**SHORT TASK**
Every entry must be given again exactly.

** BEGIN **

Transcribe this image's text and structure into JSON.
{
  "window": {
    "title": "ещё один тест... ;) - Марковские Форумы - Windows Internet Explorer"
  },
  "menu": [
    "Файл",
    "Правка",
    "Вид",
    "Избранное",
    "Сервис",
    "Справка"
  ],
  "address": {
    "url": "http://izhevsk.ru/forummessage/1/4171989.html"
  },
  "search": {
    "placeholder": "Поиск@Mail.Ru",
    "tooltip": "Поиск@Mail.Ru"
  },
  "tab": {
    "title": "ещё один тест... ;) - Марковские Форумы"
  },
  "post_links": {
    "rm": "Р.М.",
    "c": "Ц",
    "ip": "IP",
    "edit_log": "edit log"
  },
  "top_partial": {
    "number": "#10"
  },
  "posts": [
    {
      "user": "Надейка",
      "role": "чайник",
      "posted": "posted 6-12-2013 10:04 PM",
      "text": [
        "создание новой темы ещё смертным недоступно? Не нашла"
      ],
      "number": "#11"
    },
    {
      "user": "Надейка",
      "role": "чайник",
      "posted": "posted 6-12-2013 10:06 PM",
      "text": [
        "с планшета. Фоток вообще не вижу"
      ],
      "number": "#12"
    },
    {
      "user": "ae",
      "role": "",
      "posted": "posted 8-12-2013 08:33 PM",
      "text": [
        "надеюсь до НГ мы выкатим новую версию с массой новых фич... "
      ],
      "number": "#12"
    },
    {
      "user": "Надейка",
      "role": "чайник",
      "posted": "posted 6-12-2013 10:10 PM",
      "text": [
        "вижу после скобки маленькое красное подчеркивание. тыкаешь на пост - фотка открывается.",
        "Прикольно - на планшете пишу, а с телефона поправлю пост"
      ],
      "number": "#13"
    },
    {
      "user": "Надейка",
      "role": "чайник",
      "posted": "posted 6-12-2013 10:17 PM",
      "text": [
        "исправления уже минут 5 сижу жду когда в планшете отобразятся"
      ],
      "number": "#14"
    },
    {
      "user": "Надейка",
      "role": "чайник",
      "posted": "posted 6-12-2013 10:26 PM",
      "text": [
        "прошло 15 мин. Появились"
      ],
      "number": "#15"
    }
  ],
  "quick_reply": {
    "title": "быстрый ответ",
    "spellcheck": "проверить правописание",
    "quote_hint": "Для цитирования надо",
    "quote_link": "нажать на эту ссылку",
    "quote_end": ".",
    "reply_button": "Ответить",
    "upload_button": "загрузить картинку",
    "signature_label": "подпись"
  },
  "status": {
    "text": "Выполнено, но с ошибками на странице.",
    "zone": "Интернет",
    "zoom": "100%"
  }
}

** END **

**PROBLEM SOLUTION**
Transcribe this image's text and structure into JSON.
{
  "window": {
    "title": "ещё один тест... ;) - Марковские Форумы - Windows Internet Explorer"
  },
  "menu": [
    "Файл",
    "Правка",
    "Вид",
    "Избранное",
    "Сервис",
    "Справка"
  ],
  "address": {
    "url": "http://izhevsk.ru/forummessage/1/4171989.html"
  },
  "search": {
    "placeholder": "Поиск@Mail.Ru",
    "tooltip": "Поиск@Mail.Ru"
  },
  "tab": {
    "title": "ещё один тест... ;) - Марковские Форумы"
  },
  "post_links": {
    "rm": "Р.М.",
    "c": "Ц",
    "ip": "IP",
    "edit_log": "edit log"
  },
  "top_partial": {
    "number": "#10"
  },
  "posts": [
    {
      "user": "Надейка",
      "role": "чайник",
      "posted": "posted 6-12-2013 10:04 PM",
      "text": [
        "создание новой темы ещё смертным недоступно? Не нашла"
      ],
      "number": "#11"
    },
    {
      "user": "Надейка",
      "role": "чайник",
      "posted": "posted 6-12-2013 10:06 PM",
      "text": [
        "с планшета. Фоток вообще не вижу"
      ],
      "number": "#12"
    },
    {
      "user": "ae",
      "role": "",
      "posted": "posted 8-12-2013 08:33 PM",
      "text": [
        "надеюсь до НГ мы выкатим новую версию с массой новых фич... "
      ],
      "number": "#12"
    },
    {
      "user": "Надейка",
      "role": "чайник",
      "posted": "posted 6-12-2013 10:10 PM",
      "text": [
        "вижу после скобки маленькое красное подчеркивание. тыкаешь на пост - фотка открывается.",
        "Прикольно - на планшете пишу, а с телефона поправлю пост"
      ],
      "number": "#13"
    },
    {
      "user": "Надейка",
      "role": "чайник",
      "posted": "posted 6-12-2013 10:17 PM",
      "text": [
        "исправления уже минут 5 сижу жду когда в планшете отобразятся"
      ],
      "number": "#14"
    },
    {
      "user": "Надейка",
      "role": "чайник",
      "posted": "posted 6-12-2013 10:26 PM",
      "text": [
        "прошло 15 мин. Появились"
      ],
      "number": "#15"
    }
  ],
  "quick_reply": {
    "title": "быстрый ответ",
    "spellcheck": "проверить правописание",
    "quote_hint": "Для цитирования надо",
    "quote_link": "нажать на эту ссылку",
    "quote_end": ".",
    "reply_button": "Ответить",
    "upload_button": "загрузить картинку",
    "signature_label": "подпись"
  },
  "status": {
    "text": "Выполнено, но с ошибками на странице.",
    "zone": "Интернет",
    "zoom": "100%"
  }
}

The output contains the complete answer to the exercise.